Go through the material below, count the lines with the word "Overall", and reply with the count alone.

→ **DATA ROWS**:
++++++++++++++++++++

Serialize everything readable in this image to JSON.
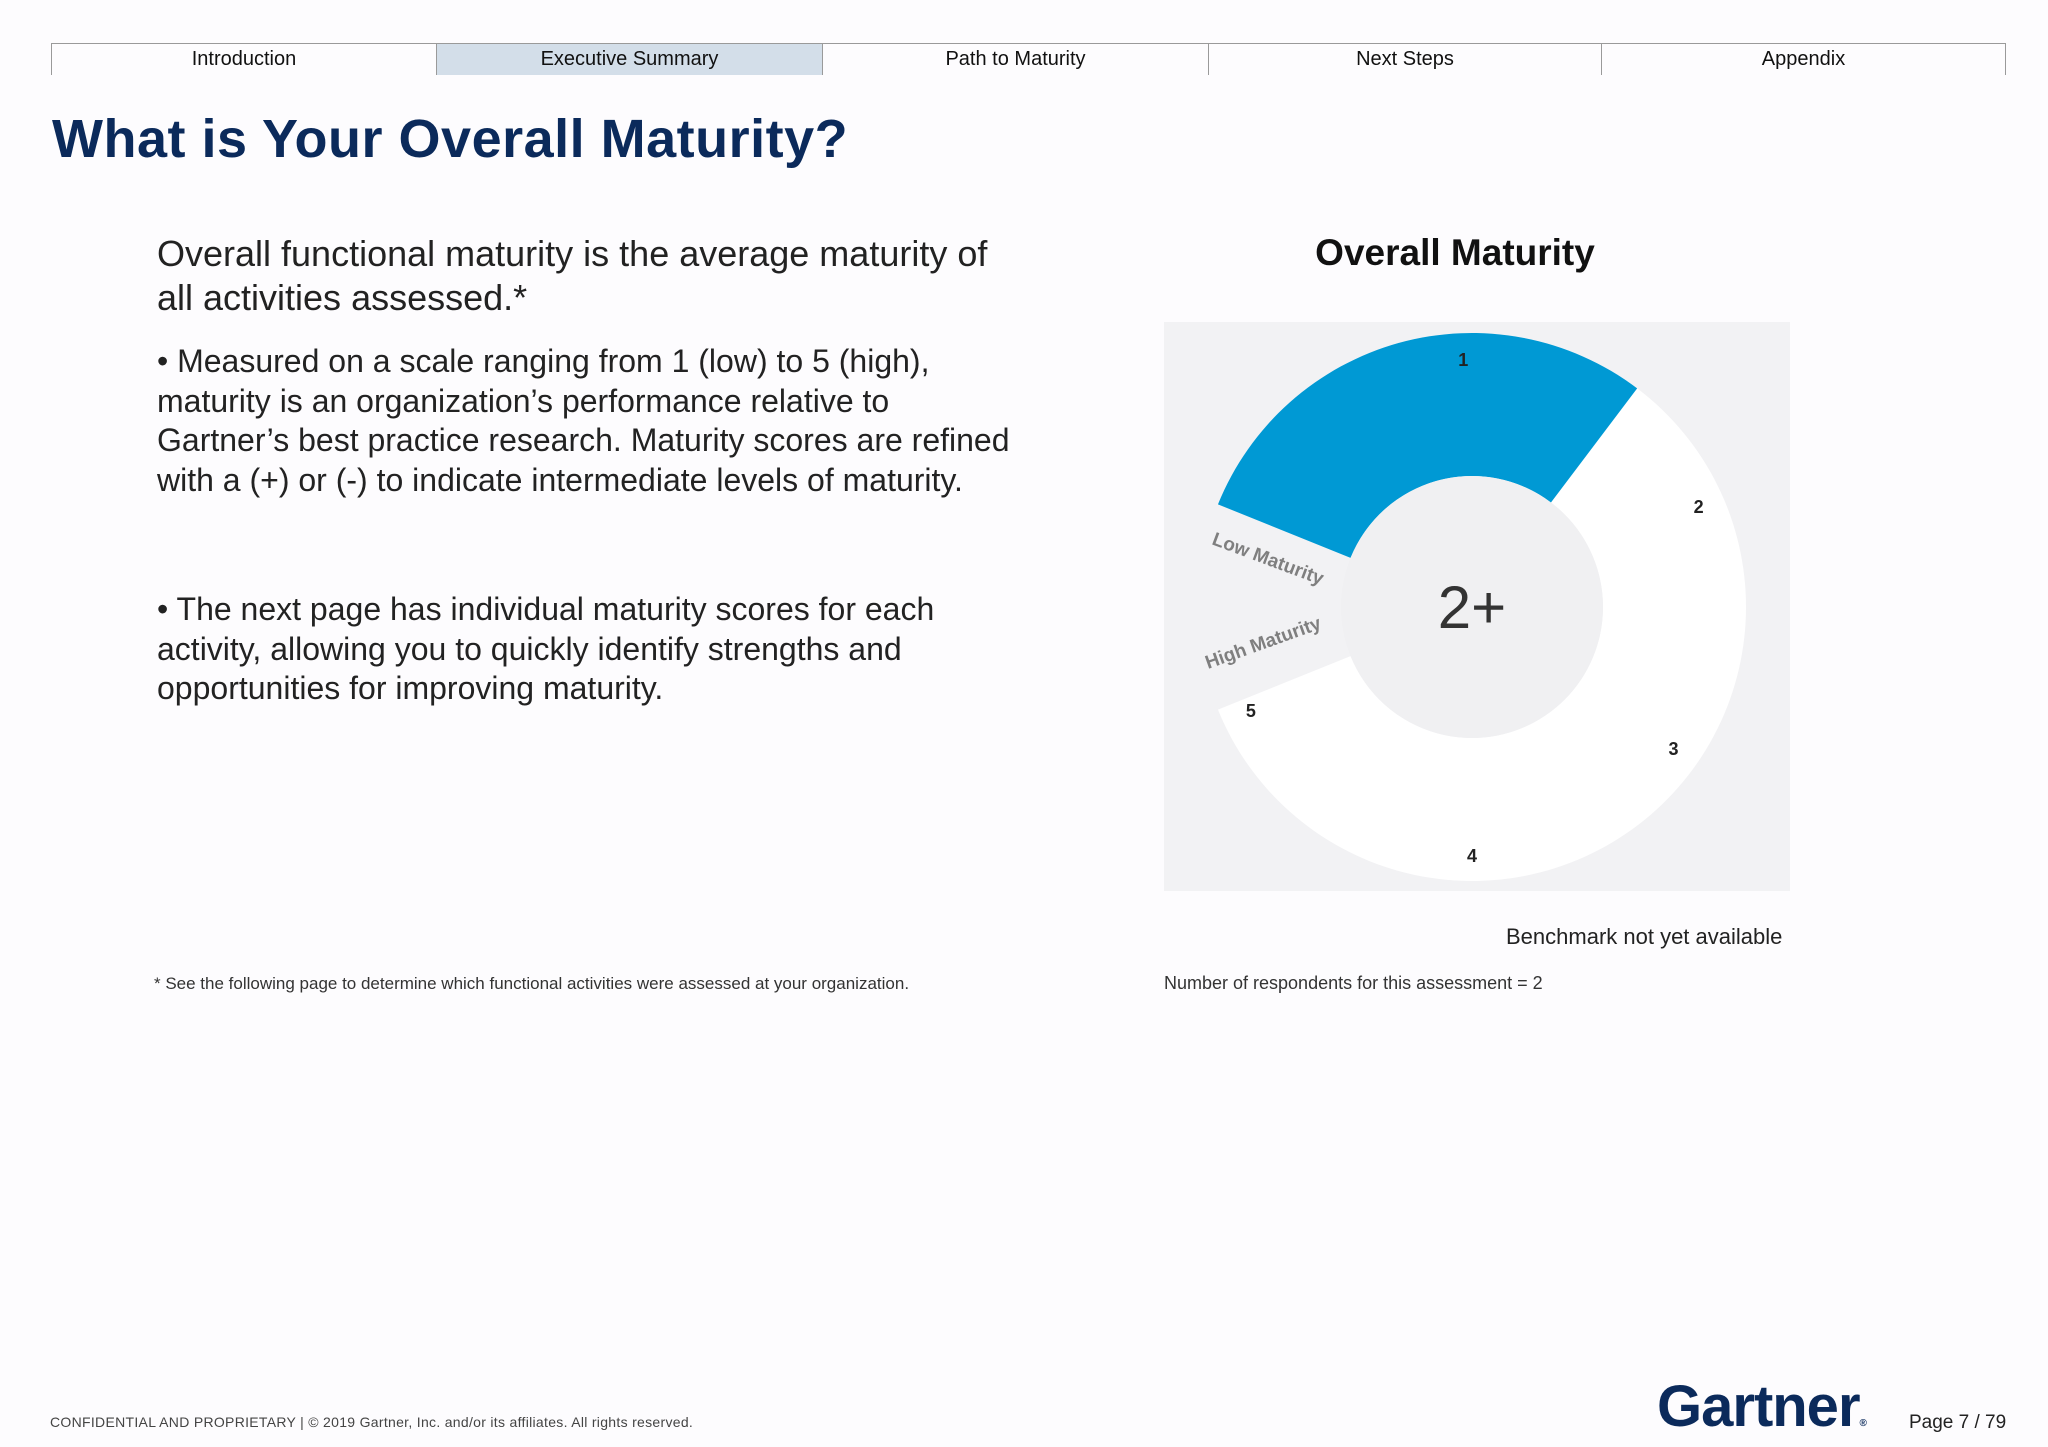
{
  "tabs": [
    {
      "label": "Introduction"
    },
    {
      "label": "Executive Summary"
    },
    {
      "label": "Path to Maturity"
    },
    {
      "label": "Next Steps"
    },
    {
      "label": "Appendix"
    }
  ],
  "page_title": "What is Your Overall Maturity?",
  "content": {
    "lead": "Overall functional maturity is the average maturity of all activities assessed.*",
    "bullet_1": "• Measured on a scale ranging from 1 (low) to 5 (high), maturity is an organization’s performance relative to Gartner’s best practice research. Maturity scores are refined with a (+) or (-) to indicate intermediate levels of maturity.",
    "bullet_2": "• The next page has individual maturity scores for each activity, allowing you to quickly identify strengths and opportunities for improving maturity.",
    "footnote": "* See the following page to determine which functional activities were assessed at your organization."
  },
  "chart_data": {
    "type": "gauge",
    "title": "Overall Maturity",
    "scale": [
      1,
      5
    ],
    "score": 2.33,
    "score_label": "2+",
    "tick_labels": [
      "1",
      "2",
      "3",
      "4",
      "5"
    ],
    "range_labels": [
      "Low Maturity",
      "High Maturity"
    ],
    "colors": {
      "filled": "#0099d4",
      "empty": "#ffffff",
      "panel": "#f2f2f4",
      "center": "#f0f0f2"
    }
  },
  "benchmark_note": "Benchmark not yet available",
  "respondents_note": "Number of respondents for this assessment = 2",
  "footer": {
    "confidential": "CONFIDENTIAL AND PROPRIETARY  |  © 2019 Gartner, Inc. and/or its affiliates. All rights reserved.",
    "logo_text": "Gartner",
    "page_number": "Page 7 / 79"
  }
}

++++++++++++++++++++

→ **RESPONSE TO THE EXERCISE**: 3